__Cytowany fragment__
⁂
Szara sieć? A może zielona

 web

Jak takiego gościa nazwać. To przecież nie hacker. Gdyby nie komputery i sieć to byłby to normalny facet, sympatyczny i wesoły. Zamożny, a jakże; stać go na odpowiednie gadżety, a w dostępie do sieci posługuje się najnowszym Macintoshem Professional, lub w skrócie Mac Pro, najszybszym i najpotężniejszym dzieckiem Apple.

No i ten człowiek, nazwijmy go X (w swojej paranoi zabronił mi nawet używania jego inicjałów), cierpi w związku z internetem na takie schorzenie – musi być stuprocentowo anonimowy. To raz, a po drugie, cała jego działalność w sieci musi być maksymalnie zaszyfrowana. I wreszcie po trzecie, nie może pozostać ślad i to nigdzie, że on coś w internecie robił , czyli generalnie, że wogóle istnieje.
⁂
__Sekcja danych__

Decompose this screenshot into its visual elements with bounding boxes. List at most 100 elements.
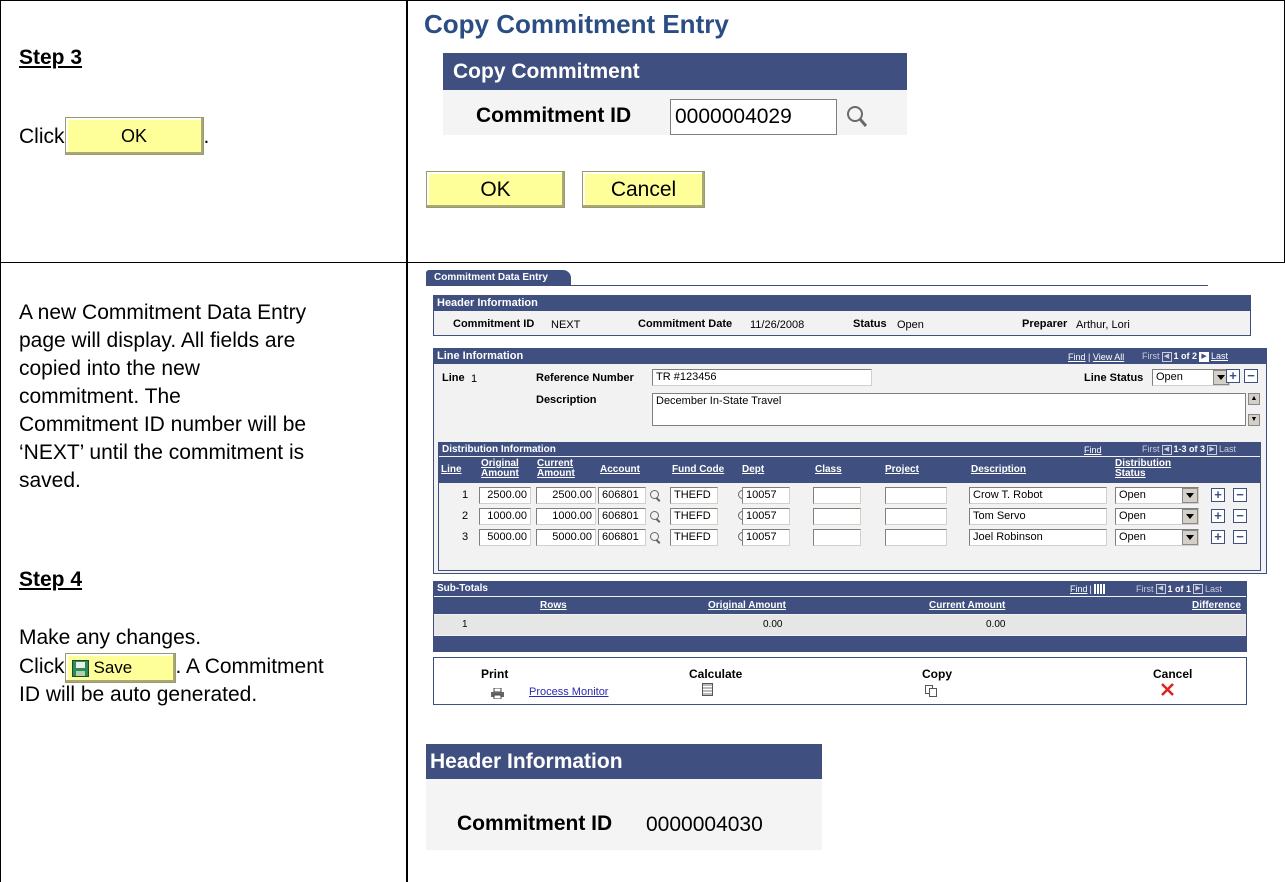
⁂
__Zadanie__
Jakiego komputera używa X do łączenia się z siecią według cytowanego fragmentu? Odpowiedź opieraj wyłącznie na cytowanym fragmencie.

__Rozwiązanie zadania__
Najnowszego Macintosha Professional, w skrócie Mac Pro.